## WHAT THE TASK ASKS
Your reply should be one number: the count of lines holding the word "title".

## DATASET EXCERPTS
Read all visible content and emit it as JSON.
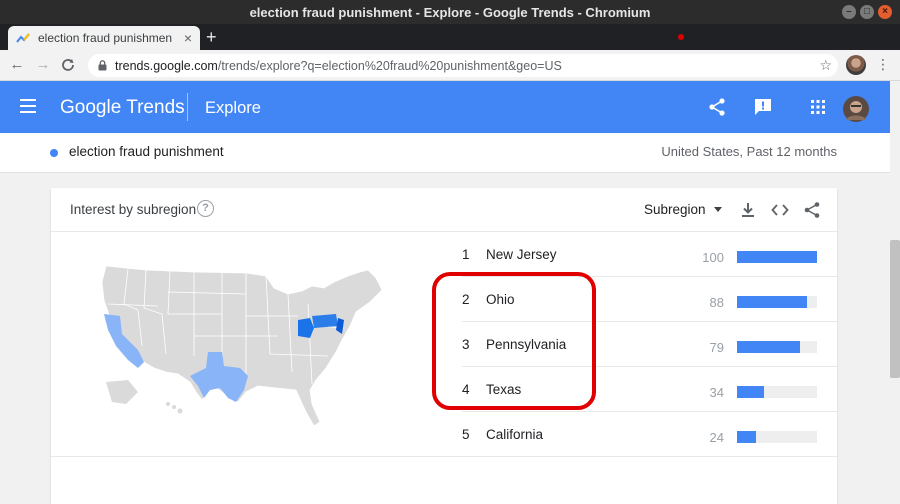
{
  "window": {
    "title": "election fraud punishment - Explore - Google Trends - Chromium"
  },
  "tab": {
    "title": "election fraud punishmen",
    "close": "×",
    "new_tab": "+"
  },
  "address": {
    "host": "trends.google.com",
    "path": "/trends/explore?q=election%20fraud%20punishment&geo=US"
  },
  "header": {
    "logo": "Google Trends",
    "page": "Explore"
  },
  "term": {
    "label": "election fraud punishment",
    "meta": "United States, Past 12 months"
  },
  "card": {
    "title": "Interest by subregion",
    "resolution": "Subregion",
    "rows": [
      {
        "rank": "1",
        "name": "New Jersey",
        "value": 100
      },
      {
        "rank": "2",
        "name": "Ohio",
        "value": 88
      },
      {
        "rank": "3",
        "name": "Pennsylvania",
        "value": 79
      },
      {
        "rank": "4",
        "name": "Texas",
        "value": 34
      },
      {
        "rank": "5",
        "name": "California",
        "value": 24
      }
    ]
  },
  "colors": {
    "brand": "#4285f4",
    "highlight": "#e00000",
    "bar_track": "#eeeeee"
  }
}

## EXERCISE OUTPUT
3